### To do
Write out the listing in full, matching it word for word.

### Excerpted data
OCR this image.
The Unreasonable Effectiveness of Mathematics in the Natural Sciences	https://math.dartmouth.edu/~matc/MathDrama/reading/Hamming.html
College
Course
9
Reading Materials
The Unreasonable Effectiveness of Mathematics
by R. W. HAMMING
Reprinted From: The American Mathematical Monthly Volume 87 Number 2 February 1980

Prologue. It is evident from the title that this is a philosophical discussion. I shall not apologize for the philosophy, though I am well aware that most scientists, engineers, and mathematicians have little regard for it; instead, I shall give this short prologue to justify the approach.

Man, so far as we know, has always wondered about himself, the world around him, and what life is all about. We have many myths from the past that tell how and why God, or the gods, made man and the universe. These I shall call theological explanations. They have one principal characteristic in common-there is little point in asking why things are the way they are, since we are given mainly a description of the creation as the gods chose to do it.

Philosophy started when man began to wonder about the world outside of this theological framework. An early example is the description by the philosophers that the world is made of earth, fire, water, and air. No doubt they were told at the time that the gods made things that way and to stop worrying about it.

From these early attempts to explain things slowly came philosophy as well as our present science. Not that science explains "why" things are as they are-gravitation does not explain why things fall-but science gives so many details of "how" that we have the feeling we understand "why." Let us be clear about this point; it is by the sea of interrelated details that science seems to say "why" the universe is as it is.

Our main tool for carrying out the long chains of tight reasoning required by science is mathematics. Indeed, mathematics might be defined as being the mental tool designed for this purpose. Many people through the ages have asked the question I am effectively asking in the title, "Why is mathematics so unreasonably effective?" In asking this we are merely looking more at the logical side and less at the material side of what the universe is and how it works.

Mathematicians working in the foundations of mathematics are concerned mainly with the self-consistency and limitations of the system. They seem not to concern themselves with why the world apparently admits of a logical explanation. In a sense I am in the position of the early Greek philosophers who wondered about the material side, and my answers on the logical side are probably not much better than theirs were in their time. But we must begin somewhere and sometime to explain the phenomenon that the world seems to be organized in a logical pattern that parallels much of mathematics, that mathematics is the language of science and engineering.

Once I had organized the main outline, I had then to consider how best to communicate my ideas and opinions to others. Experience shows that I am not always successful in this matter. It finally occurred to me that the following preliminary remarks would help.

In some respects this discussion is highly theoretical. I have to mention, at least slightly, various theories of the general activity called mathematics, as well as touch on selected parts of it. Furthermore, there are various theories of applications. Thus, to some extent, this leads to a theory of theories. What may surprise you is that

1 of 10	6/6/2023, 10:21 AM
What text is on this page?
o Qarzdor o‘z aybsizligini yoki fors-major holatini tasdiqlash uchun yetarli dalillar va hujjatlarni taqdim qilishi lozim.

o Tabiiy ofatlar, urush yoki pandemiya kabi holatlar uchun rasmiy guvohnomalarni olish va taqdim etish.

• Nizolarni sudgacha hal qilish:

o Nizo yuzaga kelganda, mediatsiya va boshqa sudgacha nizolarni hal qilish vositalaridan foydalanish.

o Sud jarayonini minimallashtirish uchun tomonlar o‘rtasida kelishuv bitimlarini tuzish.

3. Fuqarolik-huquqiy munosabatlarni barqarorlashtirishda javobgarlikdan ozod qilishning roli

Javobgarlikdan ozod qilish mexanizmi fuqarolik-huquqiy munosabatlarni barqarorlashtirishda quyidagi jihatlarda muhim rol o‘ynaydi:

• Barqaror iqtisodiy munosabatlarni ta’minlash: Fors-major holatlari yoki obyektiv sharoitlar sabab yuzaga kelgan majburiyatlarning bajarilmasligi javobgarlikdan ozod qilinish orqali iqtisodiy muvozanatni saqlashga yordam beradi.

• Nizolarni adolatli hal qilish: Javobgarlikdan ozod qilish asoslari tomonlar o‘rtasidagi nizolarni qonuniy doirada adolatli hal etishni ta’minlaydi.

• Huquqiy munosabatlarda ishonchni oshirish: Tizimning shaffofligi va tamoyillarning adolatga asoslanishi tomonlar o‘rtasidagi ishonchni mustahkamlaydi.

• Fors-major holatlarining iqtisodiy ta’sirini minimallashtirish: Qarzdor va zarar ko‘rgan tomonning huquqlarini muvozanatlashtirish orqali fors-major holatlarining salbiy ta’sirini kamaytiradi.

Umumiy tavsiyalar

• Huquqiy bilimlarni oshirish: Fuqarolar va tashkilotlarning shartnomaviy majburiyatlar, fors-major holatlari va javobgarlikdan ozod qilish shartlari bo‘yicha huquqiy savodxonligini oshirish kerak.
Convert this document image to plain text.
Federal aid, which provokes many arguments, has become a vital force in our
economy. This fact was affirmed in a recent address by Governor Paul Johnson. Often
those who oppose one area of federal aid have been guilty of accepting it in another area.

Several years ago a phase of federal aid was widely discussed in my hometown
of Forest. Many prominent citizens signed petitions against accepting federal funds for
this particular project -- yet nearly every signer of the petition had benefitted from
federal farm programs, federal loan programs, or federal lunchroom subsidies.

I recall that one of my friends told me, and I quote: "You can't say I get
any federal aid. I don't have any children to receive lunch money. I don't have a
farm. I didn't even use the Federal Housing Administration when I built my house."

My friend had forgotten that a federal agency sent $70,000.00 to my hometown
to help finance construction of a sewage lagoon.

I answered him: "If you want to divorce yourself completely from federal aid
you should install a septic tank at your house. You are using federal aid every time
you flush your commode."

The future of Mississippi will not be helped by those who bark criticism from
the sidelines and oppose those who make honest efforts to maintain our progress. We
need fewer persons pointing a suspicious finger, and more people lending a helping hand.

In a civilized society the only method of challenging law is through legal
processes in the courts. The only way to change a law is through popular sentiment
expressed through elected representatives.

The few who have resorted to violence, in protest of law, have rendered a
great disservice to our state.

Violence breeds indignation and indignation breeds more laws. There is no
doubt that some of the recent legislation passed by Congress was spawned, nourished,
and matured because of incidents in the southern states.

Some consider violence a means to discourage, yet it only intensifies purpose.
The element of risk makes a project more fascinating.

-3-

### Solution
OCR this image.
The Unreasonable Effectiveness of Mathematics in the Natural Sciences	https://math.dartmouth.edu/~matc/MathDrama/reading/Hamming.html
College
Course
9
Reading Materials
The Unreasonable Effectiveness of Mathematics
by R. W. HAMMING
Reprinted From: The American Mathematical Monthly Volume 87 Number 2 February 1980

Prologue. It is evident from the title that this is a philosophical discussion. I shall not apologize for the philosophy, though I am well aware that most scientists, engineers, and mathematicians have little regard for it; instead, I shall give this short prologue to justify the approach.

Man, so far as we know, has always wondered about himself, the world around him, and what life is all about. We have many myths from the past that tell how and why God, or the gods, made man and the universe. These I shall call theological explanations. They have one principal characteristic in common-there is little point in asking why things are the way they are, since we are given mainly a description of the creation as the gods chose to do it.

Philosophy started when man began to wonder about the world outside of this theological framework. An early example is the description by the philosophers that the world is made of earth, fire, water, and air. No doubt they were told at the time that the gods made things that way and to stop worrying about it.

From these early attempts to explain things slowly came philosophy as well as our present science. Not that science explains "why" things are as they are-gravitation does not explain why things fall-but science gives so many details of "how" that we have the feeling we understand "why." Let us be clear about this point; it is by the sea of interrelated details that science seems to say "why" the universe is as it is.

Our main tool for carrying out the long chains of tight reasoning required by science is mathematics. Indeed, mathematics might be defined as being the mental tool designed for this purpose. Many people through the ages have asked the question I am effectively asking in the title, "Why is mathematics so unreasonably effective?" In asking this we are merely looking more at the logical side and less at the material side of what the universe is and how it works.

Mathematicians working in the foundations of mathematics are concerned mainly with the self-consistency and limitations of the system. They seem not to concern themselves with why the world apparently admits of a logical explanation. In a sense I am in the position of the early Greek philosophers who wondered about the material side, and my answers on the logical side are probably not much better than theirs were in their time. But we must begin somewhere and sometime to explain the phenomenon that the world seems to be organized in a logical pattern that parallels much of mathematics, that mathematics is the language of science and engineering.

Once I had organized the main outline, I had then to consider how best to communicate my ideas and opinions to others. Experience shows that I am not always successful in this matter. It finally occurred to me that the following preliminary remarks would help.

In some respects this discussion is highly theoretical. I have to mention, at least slightly, various theories of the general activity called mathematics, as well as touch on selected parts of it. Furthermore, there are various theories of applications. Thus, to some extent, this leads to a theory of theories. What may surprise you is that

1 of 10	6/6/2023, 10:21 AM
What text is on this page?
o Qarzdor o‘z aybsizligini yoki fors-major holatini tasdiqlash uchun yetarli dalillar va hujjatlarni taqdim qilishi lozim.

o Tabiiy ofatlar, urush yoki pandemiya kabi holatlar uchun rasmiy guvohnomalarni olish va taqdim etish.

• Nizolarni sudgacha hal qilish:

o Nizo yuzaga kelganda, mediatsiya va boshqa sudgacha nizolarni hal qilish vositalaridan foydalanish.

o Sud jarayonini minimallashtirish uchun tomonlar o‘rtasida kelishuv bitimlarini tuzish.

3. Fuqarolik-huquqiy munosabatlarni barqarorlashtirishda javobgarlikdan ozod qilishning roli

Javobgarlikdan ozod qilish mexanizmi fuqarolik-huquqiy munosabatlarni barqarorlashtirishda quyidagi jihatlarda muhim rol o‘ynaydi:

• Barqaror iqtisodiy munosabatlarni ta’minlash: Fors-major holatlari yoki obyektiv sharoitlar sabab yuzaga kelgan majburiyatlarning bajarilmasligi javobgarlikdan ozod qilinish orqali iqtisodiy muvozanatni saqlashga yordam beradi.

• Nizolarni adolatli hal qilish: Javobgarlikdan ozod qilish asoslari tomonlar o‘rtasidagi nizolarni qonuniy doirada adolatli hal etishni ta’minlaydi.

• Huquqiy munosabatlarda ishonchni oshirish: Tizimning shaffofligi va tamoyillarning adolatga asoslanishi tomonlar o‘rtasidagi ishonchni mustahkamlaydi.

• Fors-major holatlarining iqtisodiy ta’sirini minimallashtirish: Qarzdor va zarar ko‘rgan tomonning huquqlarini muvozanatlashtirish orqali fors-major holatlarining salbiy ta’sirini kamaytiradi.

Umumiy tavsiyalar

• Huquqiy bilimlarni oshirish: Fuqarolar va tashkilotlarning shartnomaviy majburiyatlar, fors-major holatlari va javobgarlikdan ozod qilish shartlari bo‘yicha huquqiy savodxonligini oshirish kerak.
Convert this document image to plain text.
Federal aid, which provokes many arguments, has become a vital force in our
economy. This fact was affirmed in a recent address by Governor Paul Johnson. Often
those who oppose one area of federal aid have been guilty of accepting it in another area.

Several years ago a phase of federal aid was widely discussed in my hometown
of Forest. Many prominent citizens signed petitions against accepting federal funds for
this particular project -- yet nearly every signer of the petition had benefitted from
federal farm programs, federal loan programs, or federal lunchroom subsidies.

I recall that one of my friends told me, and I quote: "You can't say I get
any federal aid. I don't have any children to receive lunch money. I don't have a
farm. I didn't even use the Federal Housing Administration when I built my house."

My friend had forgotten that a federal agency sent $70,000.00 to my hometown
to help finance construction of a sewage lagoon.

I answered him: "If you want to divorce yourself completely from federal aid
you should install a septic tank at your house. You are using federal aid every time
you flush your commode."

The future of Mississippi will not be helped by those who bark criticism from
the sidelines and oppose those who make honest efforts to maintain our progress. We
need fewer persons pointing a suspicious finger, and more people lending a helping hand.

In a civilized society the only method of challenging law is through legal
processes in the courts. The only way to change a law is through popular sentiment
expressed through elected representatives.

The few who have resorted to violence, in protest of law, have rendered a
great disservice to our state.

Violence breeds indignation and indignation breeds more laws. There is no
doubt that some of the recent legislation passed by Congress was spawned, nourished,
and matured because of incidents in the southern states.

Some consider violence a means to discourage, yet it only intensifies purpose.
The element of risk makes a project more fascinating.

-3-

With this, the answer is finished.